# Exercise task:
Emit the data below verbatim, stripping out any pictures.

----- Supplied material

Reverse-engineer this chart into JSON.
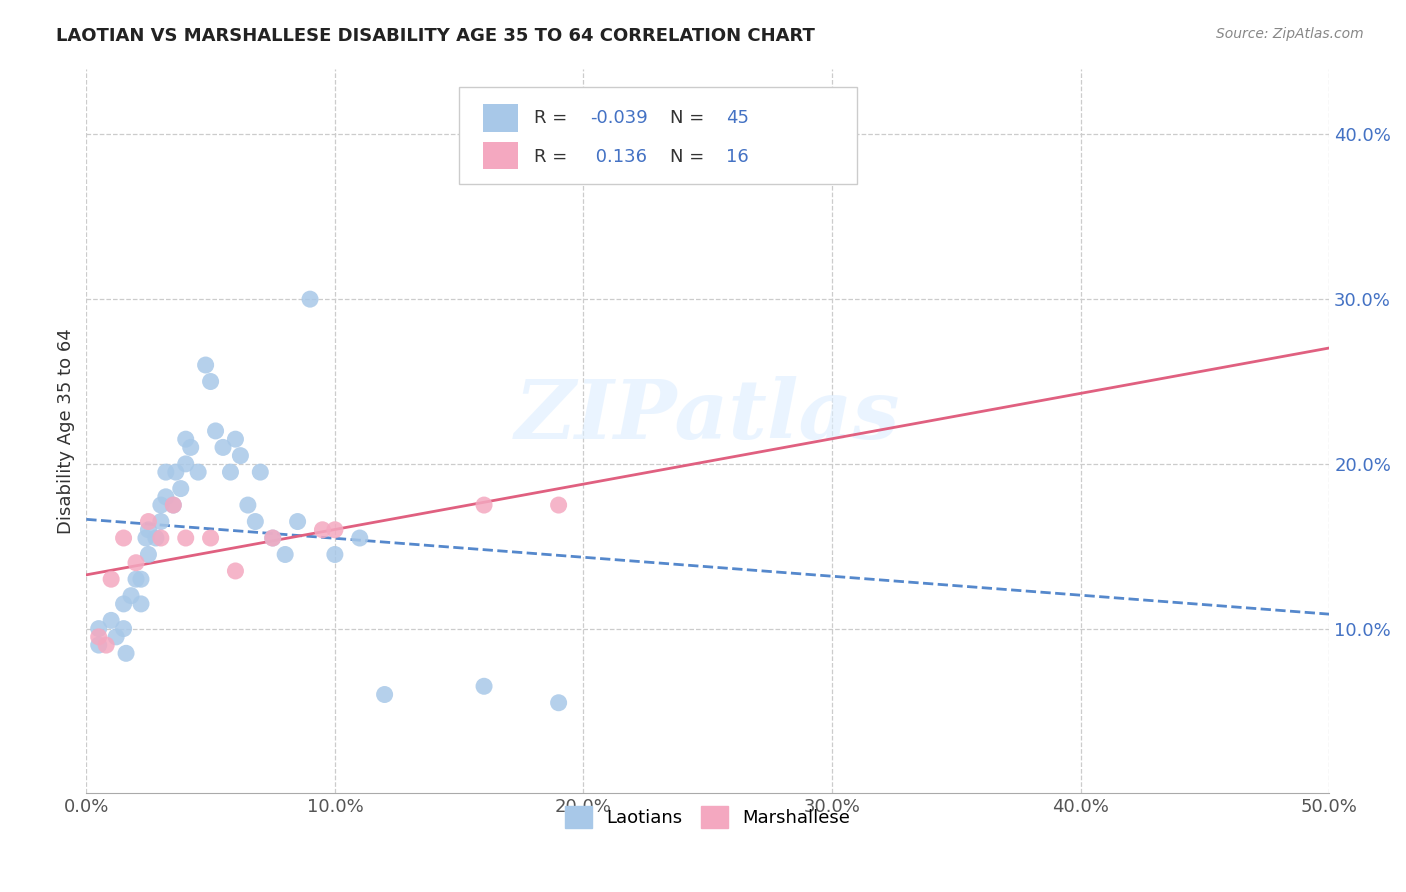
{
  "title": "LAOTIAN VS MARSHALLESE DISABILITY AGE 35 TO 64 CORRELATION CHART",
  "source": "Source: ZipAtlas.com",
  "ylabel": "Disability Age 35 to 64",
  "xlim": [
    0.0,
    0.5
  ],
  "ylim": [
    0.0,
    0.44
  ],
  "xticks": [
    0.0,
    0.1,
    0.2,
    0.3,
    0.4,
    0.5
  ],
  "xtick_labels": [
    "0.0%",
    "10.0%",
    "20.0%",
    "30.0%",
    "40.0%",
    "50.0%"
  ],
  "yticks": [
    0.1,
    0.2,
    0.3,
    0.4
  ],
  "ytick_labels": [
    "10.0%",
    "20.0%",
    "30.0%",
    "40.0%"
  ],
  "legend_labels": [
    "Laotians",
    "Marshallese"
  ],
  "laotian_color": "#a8c8e8",
  "marshallese_color": "#f4a8c0",
  "laotian_line_color": "#5588cc",
  "marshallese_line_color": "#e06080",
  "R_laotian": -0.039,
  "N_laotian": 45,
  "R_marshallese": 0.136,
  "N_marshallese": 16,
  "watermark_text": "ZIPatlas",
  "stats_color": "#4472c4",
  "R_label_color": "#333333",
  "laotian_x": [
    0.005,
    0.005,
    0.01,
    0.012,
    0.015,
    0.015,
    0.016,
    0.018,
    0.02,
    0.022,
    0.022,
    0.024,
    0.025,
    0.025,
    0.028,
    0.03,
    0.03,
    0.032,
    0.032,
    0.035,
    0.036,
    0.038,
    0.04,
    0.04,
    0.042,
    0.045,
    0.048,
    0.05,
    0.052,
    0.055,
    0.058,
    0.06,
    0.062,
    0.065,
    0.068,
    0.07,
    0.075,
    0.08,
    0.085,
    0.09,
    0.1,
    0.11,
    0.12,
    0.16,
    0.19
  ],
  "laotian_y": [
    0.1,
    0.09,
    0.105,
    0.095,
    0.115,
    0.1,
    0.085,
    0.12,
    0.13,
    0.115,
    0.13,
    0.155,
    0.145,
    0.16,
    0.155,
    0.175,
    0.165,
    0.18,
    0.195,
    0.175,
    0.195,
    0.185,
    0.2,
    0.215,
    0.21,
    0.195,
    0.26,
    0.25,
    0.22,
    0.21,
    0.195,
    0.215,
    0.205,
    0.175,
    0.165,
    0.195,
    0.155,
    0.145,
    0.165,
    0.3,
    0.145,
    0.155,
    0.06,
    0.065,
    0.055
  ],
  "marshallese_x": [
    0.005,
    0.008,
    0.01,
    0.015,
    0.02,
    0.025,
    0.03,
    0.035,
    0.04,
    0.05,
    0.06,
    0.075,
    0.095,
    0.1,
    0.16,
    0.19
  ],
  "marshallese_y": [
    0.095,
    0.09,
    0.13,
    0.155,
    0.14,
    0.165,
    0.155,
    0.175,
    0.155,
    0.155,
    0.135,
    0.155,
    0.16,
    0.16,
    0.175,
    0.175
  ]
}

----------

# Solution for this exercise:
Reverse-engineer this chart into JSON.
{
  "title": "LAOTIAN VS MARSHALLESE DISABILITY AGE 35 TO 64 CORRELATION CHART",
  "source": "Source: ZipAtlas.com",
  "ylabel": "Disability Age 35 to 64",
  "xlim": [
    0.0,
    0.5
  ],
  "ylim": [
    0.0,
    0.44
  ],
  "xticks": [
    0.0,
    0.1,
    0.2,
    0.3,
    0.4,
    0.5
  ],
  "xtick_labels": [
    "0.0%",
    "10.0%",
    "20.0%",
    "30.0%",
    "40.0%",
    "50.0%"
  ],
  "yticks": [
    0.1,
    0.2,
    0.3,
    0.4
  ],
  "ytick_labels": [
    "10.0%",
    "20.0%",
    "30.0%",
    "40.0%"
  ],
  "legend_labels": [
    "Laotians",
    "Marshallese"
  ],
  "laotian_color": "#a8c8e8",
  "marshallese_color": "#f4a8c0",
  "laotian_line_color": "#5588cc",
  "marshallese_line_color": "#e06080",
  "R_laotian": -0.039,
  "N_laotian": 45,
  "R_marshallese": 0.136,
  "N_marshallese": 16,
  "watermark_text": "ZIPatlas",
  "stats_color": "#4472c4",
  "R_label_color": "#333333",
  "laotian_x": [
    0.005,
    0.005,
    0.01,
    0.012,
    0.015,
    0.015,
    0.016,
    0.018,
    0.02,
    0.022,
    0.022,
    0.024,
    0.025,
    0.025,
    0.028,
    0.03,
    0.03,
    0.032,
    0.032,
    0.035,
    0.036,
    0.038,
    0.04,
    0.04,
    0.042,
    0.045,
    0.048,
    0.05,
    0.052,
    0.055,
    0.058,
    0.06,
    0.062,
    0.065,
    0.068,
    0.07,
    0.075,
    0.08,
    0.085,
    0.09,
    0.1,
    0.11,
    0.12,
    0.16,
    0.19
  ],
  "laotian_y": [
    0.1,
    0.09,
    0.105,
    0.095,
    0.115,
    0.1,
    0.085,
    0.12,
    0.13,
    0.115,
    0.13,
    0.155,
    0.145,
    0.16,
    0.155,
    0.175,
    0.165,
    0.18,
    0.195,
    0.175,
    0.195,
    0.185,
    0.2,
    0.215,
    0.21,
    0.195,
    0.26,
    0.25,
    0.22,
    0.21,
    0.195,
    0.215,
    0.205,
    0.175,
    0.165,
    0.195,
    0.155,
    0.145,
    0.165,
    0.3,
    0.145,
    0.155,
    0.06,
    0.065,
    0.055
  ],
  "marshallese_x": [
    0.005,
    0.008,
    0.01,
    0.015,
    0.02,
    0.025,
    0.03,
    0.035,
    0.04,
    0.05,
    0.06,
    0.075,
    0.095,
    0.1,
    0.16,
    0.19
  ],
  "marshallese_y": [
    0.095,
    0.09,
    0.13,
    0.155,
    0.14,
    0.165,
    0.155,
    0.175,
    0.155,
    0.155,
    0.135,
    0.155,
    0.16,
    0.16,
    0.175,
    0.175
  ]
}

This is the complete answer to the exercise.